Locate each line in the entries below that contains the word "legend" with the same capitalization, and copy those lines.

>> Begin Dataset records

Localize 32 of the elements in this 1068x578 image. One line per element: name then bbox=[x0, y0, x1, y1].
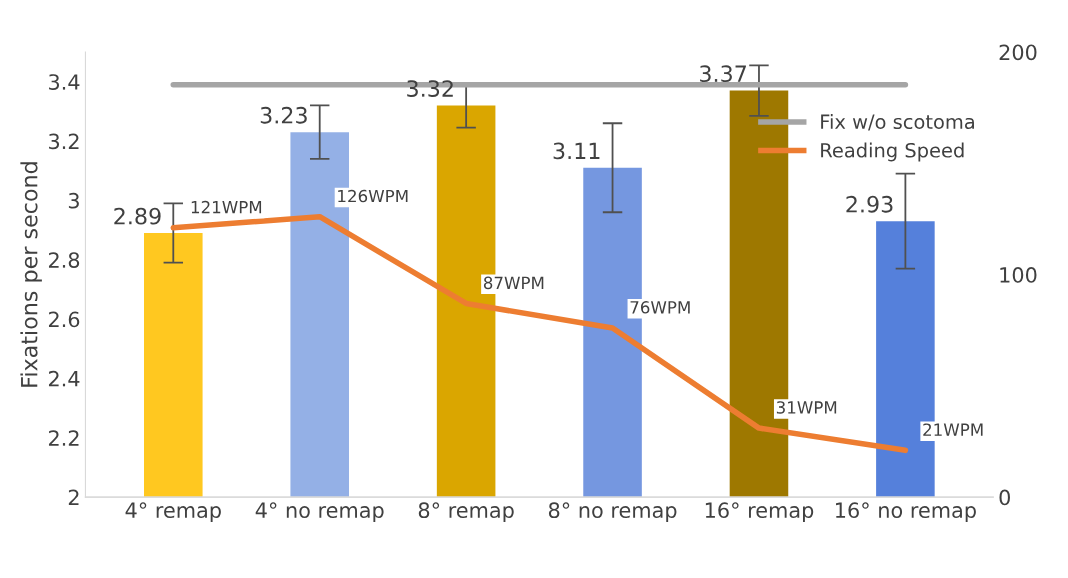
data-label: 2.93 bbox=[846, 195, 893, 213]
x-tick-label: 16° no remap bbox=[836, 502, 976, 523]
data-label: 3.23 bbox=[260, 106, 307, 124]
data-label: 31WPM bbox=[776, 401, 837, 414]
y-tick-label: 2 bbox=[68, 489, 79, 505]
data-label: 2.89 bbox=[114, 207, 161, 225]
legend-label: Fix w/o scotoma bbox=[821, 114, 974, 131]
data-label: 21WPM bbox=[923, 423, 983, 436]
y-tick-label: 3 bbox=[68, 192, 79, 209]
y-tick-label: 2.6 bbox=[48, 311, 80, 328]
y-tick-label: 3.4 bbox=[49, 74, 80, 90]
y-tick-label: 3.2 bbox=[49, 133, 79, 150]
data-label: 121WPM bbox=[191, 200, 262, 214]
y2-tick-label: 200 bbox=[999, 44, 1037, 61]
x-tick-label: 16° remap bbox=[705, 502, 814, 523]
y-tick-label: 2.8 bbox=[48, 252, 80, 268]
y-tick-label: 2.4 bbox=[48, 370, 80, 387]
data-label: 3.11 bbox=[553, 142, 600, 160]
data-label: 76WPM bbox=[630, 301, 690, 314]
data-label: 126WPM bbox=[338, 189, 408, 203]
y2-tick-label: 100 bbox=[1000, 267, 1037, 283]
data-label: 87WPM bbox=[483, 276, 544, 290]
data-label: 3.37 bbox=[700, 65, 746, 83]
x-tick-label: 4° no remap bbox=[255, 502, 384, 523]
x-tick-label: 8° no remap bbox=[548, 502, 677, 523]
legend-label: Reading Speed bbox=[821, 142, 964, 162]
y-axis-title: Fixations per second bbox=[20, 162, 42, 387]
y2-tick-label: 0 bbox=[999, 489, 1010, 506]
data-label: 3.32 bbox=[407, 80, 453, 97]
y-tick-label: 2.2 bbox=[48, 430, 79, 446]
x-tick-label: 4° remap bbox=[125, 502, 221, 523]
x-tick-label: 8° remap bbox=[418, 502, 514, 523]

>> End Dataset records

Result for this task:
legend-label: Fix w/o scotoma bbox=[821, 114, 974, 131]
legend-label: Reading Speed bbox=[821, 142, 964, 162]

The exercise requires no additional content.